— Start SUPPLIED DATA —

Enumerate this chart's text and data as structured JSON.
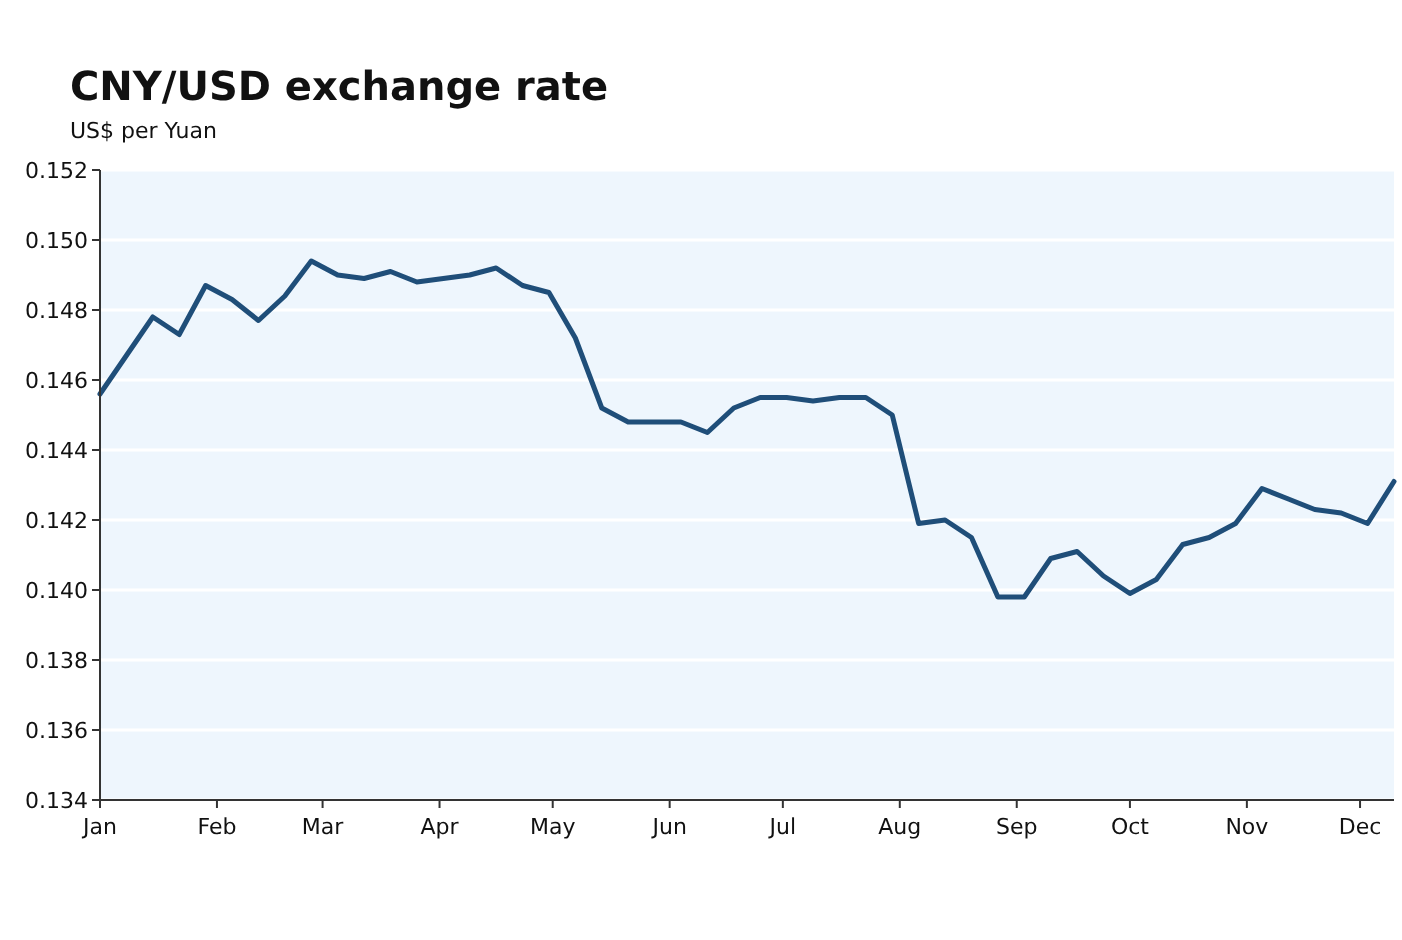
{
  "chart_data": {
    "type": "line",
    "title": "CNY/USD exchange rate",
    "subtitle": "US$ per Yuan",
    "x": [
      "--01-01",
      "--01-08",
      "--01-15",
      "--01-22",
      "--01-29",
      "--02-05",
      "--02-12",
      "--02-19",
      "--02-26",
      "--03-05",
      "--03-12",
      "--03-19",
      "--03-26",
      "--04-02",
      "--04-09",
      "--04-16",
      "--04-23",
      "--04-30",
      "--05-07",
      "--05-14",
      "--05-21",
      "--05-28",
      "--06-04",
      "--06-11",
      "--06-18",
      "--06-25",
      "--07-02",
      "--07-09",
      "--07-16",
      "--07-23",
      "--07-30",
      "--08-06",
      "--08-13",
      "--08-20",
      "--08-27",
      "--09-03",
      "--09-10",
      "--09-17",
      "--09-24",
      "--10-01",
      "--10-08",
      "--10-15",
      "--10-22",
      "--10-29",
      "--11-05",
      "--11-12",
      "--11-19",
      "--11-26",
      "--12-03",
      "--12-10"
    ],
    "series": [
      {
        "color": "#1f4e79",
        "values": [
          0.1456,
          0.1467,
          0.1478,
          0.1473,
          0.1487,
          0.1483,
          0.1477,
          0.1484,
          0.1494,
          0.149,
          0.1489,
          0.1491,
          0.1488,
          0.1489,
          0.149,
          0.1492,
          0.1487,
          0.1485,
          0.1472,
          0.1452,
          0.1448,
          0.1448,
          0.1448,
          0.1445,
          0.1452,
          0.1455,
          0.1455,
          0.1454,
          0.1455,
          0.1455,
          0.145,
          0.1419,
          0.142,
          0.1415,
          0.1398,
          0.1398,
          0.1409,
          0.1411,
          0.1404,
          0.1399,
          0.1403,
          0.1413,
          0.1415,
          0.1419,
          0.1429,
          0.1426,
          0.1423,
          0.1422,
          0.1419,
          0.1431
        ]
      }
    ],
    "xlim": [
      "--01-01",
      "--12-10"
    ],
    "xticks": [
      {
        "value": "--01-01",
        "label": "Jan"
      },
      {
        "value": "--02-01",
        "label": "Feb"
      },
      {
        "value": "--03-01",
        "label": "Mar"
      },
      {
        "value": "--04-01",
        "label": "Apr"
      },
      {
        "value": "--05-01",
        "label": "May"
      },
      {
        "value": "--06-01",
        "label": "Jun"
      },
      {
        "value": "--07-01",
        "label": "Jul"
      },
      {
        "value": "--08-01",
        "label": "Aug"
      },
      {
        "value": "--09-01",
        "label": "Sep"
      },
      {
        "value": "--10-01",
        "label": "Oct"
      },
      {
        "value": "--11-01",
        "label": "Nov"
      },
      {
        "value": "--12-01",
        "label": "Dec"
      }
    ],
    "ylim": [
      0.134,
      0.152
    ],
    "yticks": [
      {
        "value": 0.134,
        "label": "0.134"
      },
      {
        "value": 0.136,
        "label": "0.136"
      },
      {
        "value": 0.138,
        "label": "0.138"
      },
      {
        "value": 0.14,
        "label": "0.140"
      },
      {
        "value": 0.142,
        "label": "0.142"
      },
      {
        "value": 0.144,
        "label": "0.144"
      },
      {
        "value": 0.146,
        "label": "0.146"
      },
      {
        "value": 0.148,
        "label": "0.148"
      },
      {
        "value": 0.15,
        "label": "0.150"
      },
      {
        "value": 0.152,
        "label": "0.152"
      }
    ],
    "grid": "y",
    "marker": "none",
    "line_style": "solid"
  }
}
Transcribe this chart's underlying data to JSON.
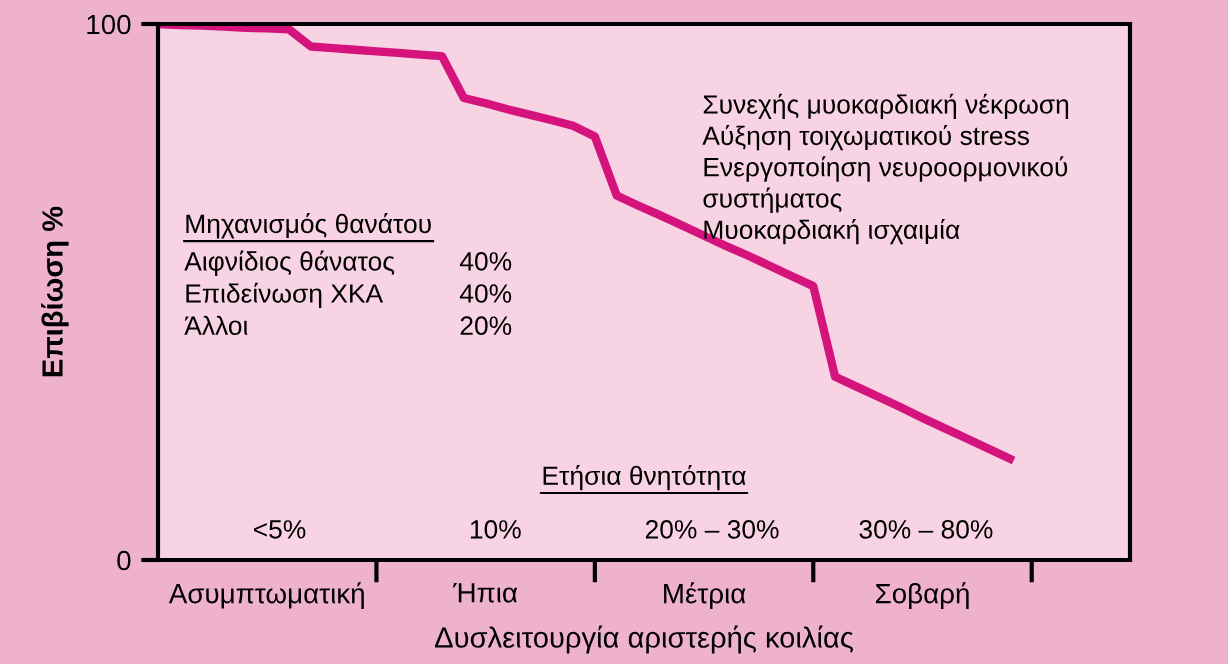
{
  "chart_data": {
    "type": "line",
    "xlabel": "Δυσλειτουργία αριστερής κοιλίας",
    "ylabel": "Επιβίωση %",
    "categories": [
      null,
      null,
      null,
      null,
      null,
      "Ασυμπτωματική",
      null,
      null,
      null,
      null,
      null,
      null,
      null,
      null,
      null,
      "Ήπια",
      null,
      null,
      null,
      null,
      null,
      null,
      null,
      null,
      null,
      "Μέτρια",
      null,
      null,
      null,
      null,
      null,
      null,
      null,
      null,
      null,
      "Σοβαρή",
      null,
      null,
      null,
      null,
      null,
      null,
      null,
      null,
      null
    ],
    "series": [
      {
        "color": "#d4147c",
        "values": [
          100,
          99.8,
          99.7,
          99.5,
          99.3,
          99.2,
          99,
          95.8,
          95.5,
          95.2,
          94.9,
          94.6,
          94.3,
          94,
          86.2,
          85.2,
          84.1,
          83.1,
          82.1,
          81,
          79,
          68,
          66.1,
          64.3,
          62.4,
          60.5,
          58.6,
          56.8,
          54.9,
          53,
          51.1,
          34.2,
          32.3,
          30.4,
          28.5,
          26.5,
          24.6,
          22.7,
          20.8,
          18.9,
          null,
          null,
          null,
          null,
          null
        ]
      }
    ],
    "ylim": [
      0,
      100
    ],
    "yticks": [
      0,
      100
    ],
    "grid": false,
    "legend": false,
    "marker": "none",
    "line_style": "solid",
    "annotations": [
      "Μηχανισμός θανάτου",
      "Αιφνίδιος θάνατος",
      "40%",
      "Επιδείνωση ΧΚΑ",
      "40%",
      "Άλλοι",
      "20%",
      "Συνεχής μυοκαρδιακή νέκρωση\nΑύξηση τοιχωματικού stress\nΕνεργοποίηση νευροορμονικού\nσυστήματος\nΜυοκαρδιακή ισχαιμία",
      "Ετήσια θνητότητα",
      "<5%",
      "10%",
      "20% – 30%",
      "30% – 80%"
    ]
  }
}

— End SUPPLIED DATA —

SHORT TASK: Pick out every line above that contains the word "JSON" and copy it.

RESULT BELOW:
Enumerate this chart's text and data as structured JSON.
Transcribe this chart's underlying data to JSON.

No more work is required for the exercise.